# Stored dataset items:
___
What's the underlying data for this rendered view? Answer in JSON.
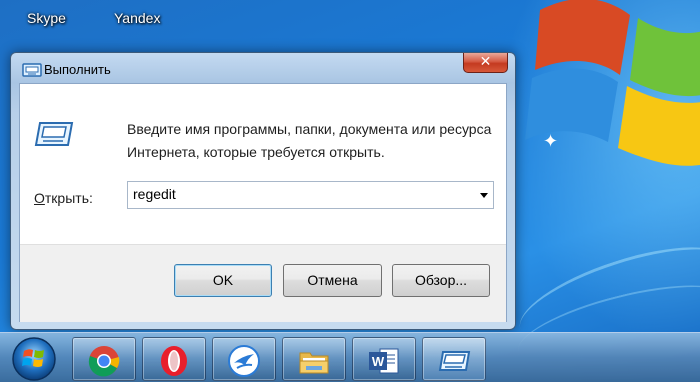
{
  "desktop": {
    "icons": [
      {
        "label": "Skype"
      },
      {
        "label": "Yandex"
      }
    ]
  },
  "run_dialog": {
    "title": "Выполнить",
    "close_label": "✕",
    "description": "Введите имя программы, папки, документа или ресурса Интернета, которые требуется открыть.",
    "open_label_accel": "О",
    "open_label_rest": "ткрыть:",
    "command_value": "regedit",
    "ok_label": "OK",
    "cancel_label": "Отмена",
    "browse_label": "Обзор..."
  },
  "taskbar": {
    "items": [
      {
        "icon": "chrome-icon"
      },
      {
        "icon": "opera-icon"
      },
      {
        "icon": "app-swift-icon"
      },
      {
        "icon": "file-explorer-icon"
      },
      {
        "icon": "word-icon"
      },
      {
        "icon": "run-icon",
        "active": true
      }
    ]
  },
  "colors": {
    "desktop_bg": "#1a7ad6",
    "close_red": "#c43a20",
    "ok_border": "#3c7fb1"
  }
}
___
# BRIEF:
Copy every line of the data exactly as written, excluding the pictures.

# SOLUTION BELOW:
What's the underlying data for this rendered view? Answer in JSON.
{
  "desktop": {
    "icons": [
      {
        "label": "Skype"
      },
      {
        "label": "Yandex"
      }
    ]
  },
  "run_dialog": {
    "title": "Выполнить",
    "close_label": "✕",
    "description": "Введите имя программы, папки, документа или ресурса Интернета, которые требуется открыть.",
    "open_label_accel": "О",
    "open_label_rest": "ткрыть:",
    "command_value": "regedit",
    "ok_label": "OK",
    "cancel_label": "Отмена",
    "browse_label": "Обзор..."
  },
  "taskbar": {
    "items": [
      {
        "icon": "chrome-icon"
      },
      {
        "icon": "opera-icon"
      },
      {
        "icon": "app-swift-icon"
      },
      {
        "icon": "file-explorer-icon"
      },
      {
        "icon": "word-icon"
      },
      {
        "icon": "run-icon",
        "active": true
      }
    ]
  },
  "colors": {
    "desktop_bg": "#1a7ad6",
    "close_red": "#c43a20",
    "ok_border": "#3c7fb1"
  }
}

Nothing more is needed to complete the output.